- **Stated goal**
Exclude the pictures and retype the entries as written.

- **Exercise material**

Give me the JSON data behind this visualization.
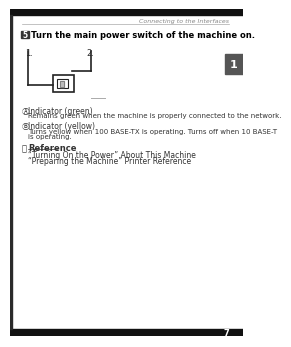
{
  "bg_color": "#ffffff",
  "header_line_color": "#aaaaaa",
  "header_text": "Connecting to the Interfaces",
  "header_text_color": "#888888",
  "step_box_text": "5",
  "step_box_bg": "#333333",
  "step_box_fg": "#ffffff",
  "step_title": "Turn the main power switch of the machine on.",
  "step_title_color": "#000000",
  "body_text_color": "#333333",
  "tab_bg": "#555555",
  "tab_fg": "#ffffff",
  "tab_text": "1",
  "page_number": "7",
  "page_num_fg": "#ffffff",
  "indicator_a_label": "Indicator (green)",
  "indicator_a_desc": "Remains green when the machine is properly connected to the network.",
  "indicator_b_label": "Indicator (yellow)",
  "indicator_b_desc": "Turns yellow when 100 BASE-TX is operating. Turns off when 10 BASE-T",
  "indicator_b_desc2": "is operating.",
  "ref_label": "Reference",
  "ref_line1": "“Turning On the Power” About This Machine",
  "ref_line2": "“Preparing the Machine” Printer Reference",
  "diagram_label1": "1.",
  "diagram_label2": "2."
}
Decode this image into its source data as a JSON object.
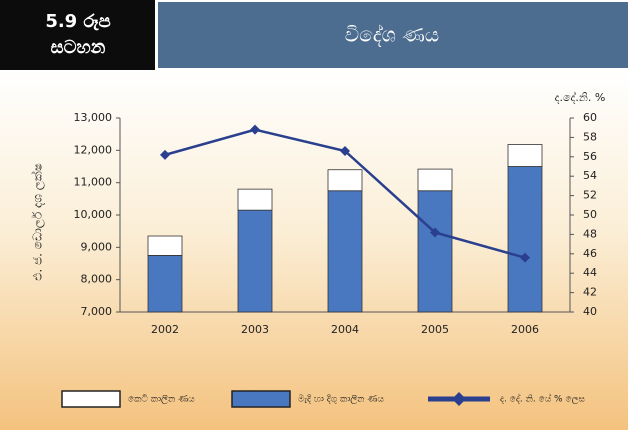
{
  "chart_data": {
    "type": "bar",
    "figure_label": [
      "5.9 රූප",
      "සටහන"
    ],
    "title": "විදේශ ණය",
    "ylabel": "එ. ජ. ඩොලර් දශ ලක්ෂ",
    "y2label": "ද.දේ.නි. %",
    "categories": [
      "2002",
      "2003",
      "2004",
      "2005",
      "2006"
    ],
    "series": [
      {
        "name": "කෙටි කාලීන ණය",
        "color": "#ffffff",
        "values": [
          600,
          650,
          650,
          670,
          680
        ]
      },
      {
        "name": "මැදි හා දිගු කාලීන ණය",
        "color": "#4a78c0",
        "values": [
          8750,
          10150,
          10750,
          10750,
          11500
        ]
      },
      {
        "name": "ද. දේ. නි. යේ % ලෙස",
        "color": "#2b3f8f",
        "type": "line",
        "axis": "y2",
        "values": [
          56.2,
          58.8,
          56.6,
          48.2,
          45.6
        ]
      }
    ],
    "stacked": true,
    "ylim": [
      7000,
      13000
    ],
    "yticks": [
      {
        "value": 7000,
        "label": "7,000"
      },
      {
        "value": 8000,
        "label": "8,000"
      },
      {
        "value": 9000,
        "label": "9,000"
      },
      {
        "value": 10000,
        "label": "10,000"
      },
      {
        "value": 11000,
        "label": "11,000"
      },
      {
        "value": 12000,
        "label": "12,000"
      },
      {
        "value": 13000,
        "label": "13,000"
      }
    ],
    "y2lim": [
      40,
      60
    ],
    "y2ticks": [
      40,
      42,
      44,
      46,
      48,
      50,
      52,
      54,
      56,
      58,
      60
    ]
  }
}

- **Response below**
Give me the JSON data behind this visualization.
{
  "bg_color": "#ffffff",
  "header_line_color": "#aaaaaa",
  "header_text": "Connecting to the Interfaces",
  "header_text_color": "#888888",
  "step_box_text": "5",
  "step_box_bg": "#333333",
  "step_box_fg": "#ffffff",
  "step_title": "Turn the main power switch of the machine on.",
  "step_title_color": "#000000",
  "body_text_color": "#333333",
  "tab_bg": "#555555",
  "tab_fg": "#ffffff",
  "tab_text": "1",
  "page_number": "7",
  "page_num_fg": "#ffffff",
  "indicator_a_label": "Indicator (green)",
  "indicator_a_desc": "Remains green when the machine is properly connected to the network.",
  "indicator_b_label": "Indicator (yellow)",
  "indicator_b_desc": "Turns yellow when 100 BASE-TX is operating. Turns off when 10 BASE-T",
  "indicator_b_desc2": "is operating.",
  "ref_label": "Reference",
  "ref_line1": "“Turning On the Power” About This Machine",
  "ref_line2": "“Preparing the Machine” Printer Reference",
  "diagram_label1": "1.",
  "diagram_label2": "2."
}
Decode this image into its source data as a JSON object.
{
  "chart_data": {
    "type": "bar",
    "figure_label": [
      "5.9 රූප",
      "සටහන"
    ],
    "title": "විදේශ ණය",
    "ylabel": "එ. ජ. ඩොලර් දශ ලක්ෂ",
    "y2label": "ද.දේ.නි. %",
    "categories": [
      "2002",
      "2003",
      "2004",
      "2005",
      "2006"
    ],
    "series": [
      {
        "name": "කෙටි කාලීන ණය",
        "color": "#ffffff",
        "values": [
          600,
          650,
          650,
          670,
          680
        ]
      },
      {
        "name": "මැදි හා දිගු කාලීන ණය",
        "color": "#4a78c0",
        "values": [
          8750,
          10150,
          10750,
          10750,
          11500
        ]
      },
      {
        "name": "ද. දේ. නි. යේ % ලෙස",
        "color": "#2b3f8f",
        "type": "line",
        "axis": "y2",
        "values": [
          56.2,
          58.8,
          56.6,
          48.2,
          45.6
        ]
      }
    ],
    "stacked": true,
    "ylim": [
      7000,
      13000
    ],
    "yticks": [
      {
        "value": 7000,
        "label": "7,000"
      },
      {
        "value": 8000,
        "label": "8,000"
      },
      {
        "value": 9000,
        "label": "9,000"
      },
      {
        "value": 10000,
        "label": "10,000"
      },
      {
        "value": 11000,
        "label": "11,000"
      },
      {
        "value": 12000,
        "label": "12,000"
      },
      {
        "value": 13000,
        "label": "13,000"
      }
    ],
    "y2lim": [
      40,
      60
    ],
    "y2ticks": [
      40,
      42,
      44,
      46,
      48,
      50,
      52,
      54,
      56,
      58,
      60
    ]
  }
}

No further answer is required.